_PROVIDED DATA:_
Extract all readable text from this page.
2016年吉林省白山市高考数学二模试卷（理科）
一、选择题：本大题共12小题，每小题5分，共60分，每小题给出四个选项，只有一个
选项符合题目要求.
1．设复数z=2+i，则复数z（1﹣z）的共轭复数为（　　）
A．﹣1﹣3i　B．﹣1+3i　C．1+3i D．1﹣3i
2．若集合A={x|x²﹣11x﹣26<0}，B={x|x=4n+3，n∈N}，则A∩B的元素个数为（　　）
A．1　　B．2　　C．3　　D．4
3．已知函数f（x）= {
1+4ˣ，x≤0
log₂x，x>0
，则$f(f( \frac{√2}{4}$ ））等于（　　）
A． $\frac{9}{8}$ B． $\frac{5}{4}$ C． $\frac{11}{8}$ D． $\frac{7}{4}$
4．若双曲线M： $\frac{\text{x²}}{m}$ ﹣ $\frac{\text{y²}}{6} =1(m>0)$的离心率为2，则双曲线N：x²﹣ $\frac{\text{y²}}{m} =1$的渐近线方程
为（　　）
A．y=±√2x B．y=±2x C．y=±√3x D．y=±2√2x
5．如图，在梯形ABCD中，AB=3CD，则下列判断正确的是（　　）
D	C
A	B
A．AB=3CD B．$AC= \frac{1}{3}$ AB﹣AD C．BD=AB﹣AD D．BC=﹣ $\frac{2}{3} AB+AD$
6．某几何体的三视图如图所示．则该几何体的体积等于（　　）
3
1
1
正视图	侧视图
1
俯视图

==

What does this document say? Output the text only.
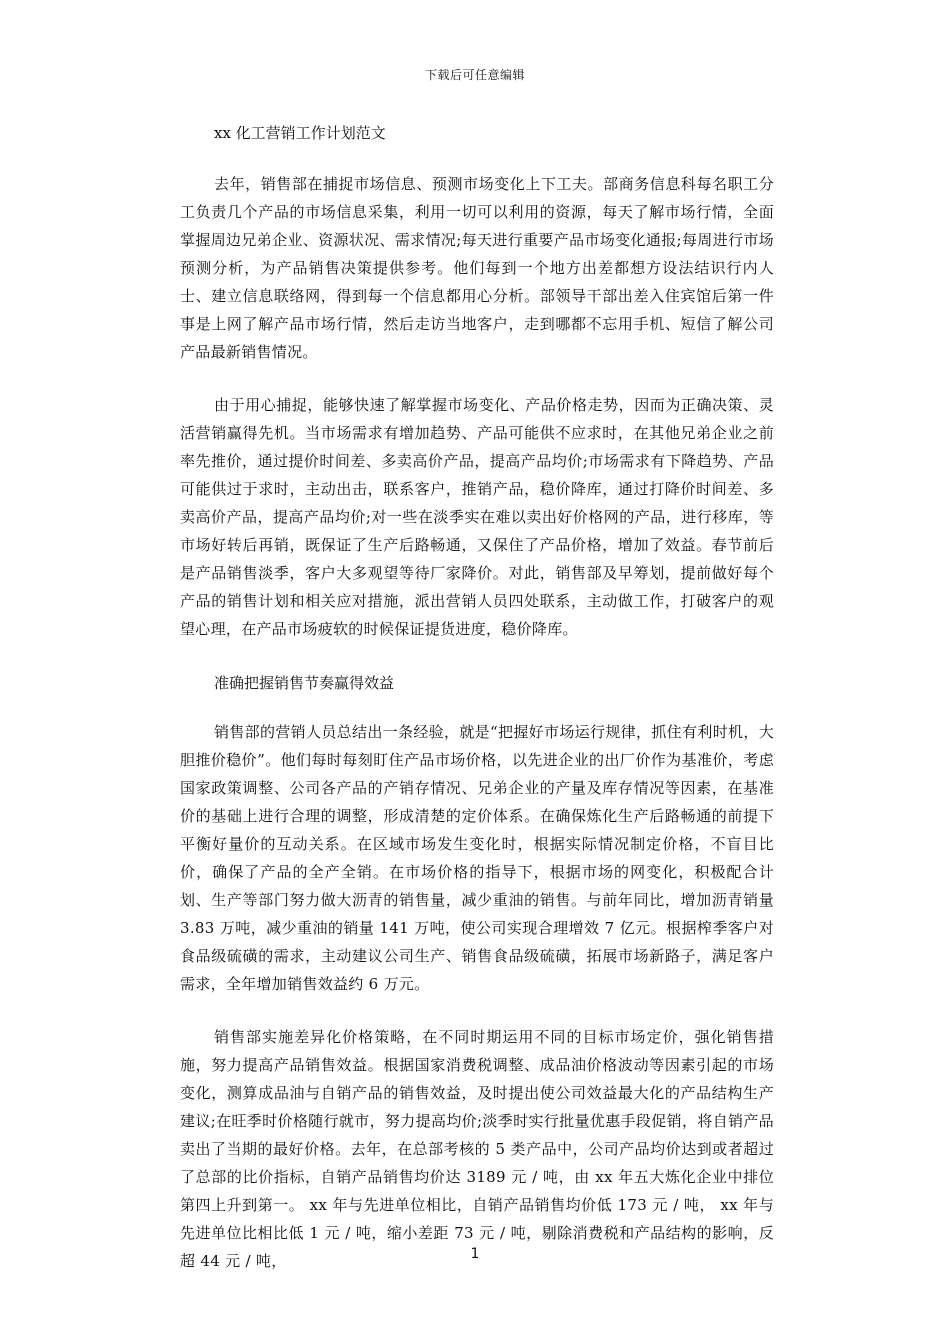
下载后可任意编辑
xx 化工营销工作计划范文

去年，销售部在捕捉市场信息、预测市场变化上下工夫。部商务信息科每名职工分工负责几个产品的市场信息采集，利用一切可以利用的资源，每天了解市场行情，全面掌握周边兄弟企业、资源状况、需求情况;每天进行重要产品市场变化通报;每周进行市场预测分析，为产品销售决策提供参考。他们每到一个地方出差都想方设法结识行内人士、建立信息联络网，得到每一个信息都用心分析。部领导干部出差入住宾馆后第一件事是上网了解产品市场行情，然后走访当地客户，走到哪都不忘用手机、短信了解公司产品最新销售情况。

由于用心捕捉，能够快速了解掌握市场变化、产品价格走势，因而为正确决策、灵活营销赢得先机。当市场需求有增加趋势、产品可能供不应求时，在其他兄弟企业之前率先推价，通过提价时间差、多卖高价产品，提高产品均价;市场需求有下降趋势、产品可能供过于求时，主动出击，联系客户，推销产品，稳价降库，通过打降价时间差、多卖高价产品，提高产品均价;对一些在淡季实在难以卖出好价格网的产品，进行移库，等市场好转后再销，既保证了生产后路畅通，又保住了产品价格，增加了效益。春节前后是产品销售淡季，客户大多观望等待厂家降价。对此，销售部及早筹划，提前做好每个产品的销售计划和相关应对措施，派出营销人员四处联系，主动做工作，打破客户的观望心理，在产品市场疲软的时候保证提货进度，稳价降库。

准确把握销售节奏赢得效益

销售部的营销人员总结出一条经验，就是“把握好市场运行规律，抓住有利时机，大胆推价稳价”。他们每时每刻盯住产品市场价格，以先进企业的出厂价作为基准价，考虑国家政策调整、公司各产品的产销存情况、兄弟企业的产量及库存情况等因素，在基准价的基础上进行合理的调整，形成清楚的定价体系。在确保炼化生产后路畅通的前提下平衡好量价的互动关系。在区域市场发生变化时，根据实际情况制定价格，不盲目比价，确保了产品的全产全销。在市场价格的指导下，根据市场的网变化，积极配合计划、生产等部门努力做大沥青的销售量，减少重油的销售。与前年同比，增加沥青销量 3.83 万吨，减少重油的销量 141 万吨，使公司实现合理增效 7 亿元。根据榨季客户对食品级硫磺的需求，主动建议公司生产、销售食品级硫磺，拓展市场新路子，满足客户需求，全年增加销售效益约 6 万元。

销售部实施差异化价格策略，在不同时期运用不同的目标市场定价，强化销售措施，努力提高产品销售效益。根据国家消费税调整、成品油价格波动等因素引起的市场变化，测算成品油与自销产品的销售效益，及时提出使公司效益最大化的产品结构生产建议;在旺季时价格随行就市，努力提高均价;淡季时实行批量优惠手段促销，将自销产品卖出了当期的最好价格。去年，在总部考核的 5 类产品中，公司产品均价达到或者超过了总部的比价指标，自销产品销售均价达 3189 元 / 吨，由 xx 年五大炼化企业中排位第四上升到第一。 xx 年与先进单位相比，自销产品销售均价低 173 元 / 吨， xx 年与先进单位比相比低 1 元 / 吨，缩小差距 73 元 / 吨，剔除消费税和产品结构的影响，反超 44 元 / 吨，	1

_GOAL:_
Review the preceding data and report every line that includes the string "text".

_RESPONSE:_
Extract all readable text from this page.
4．若双曲线M： $\frac{\text{x²}}{m}$ ﹣ $\frac{\text{y²}}{6} =1(m>0)$的离心率为2，则双曲线N：x²﹣ $\frac{\text{y²}}{m} =1$的渐近线方程
What does this document say? Output the text only.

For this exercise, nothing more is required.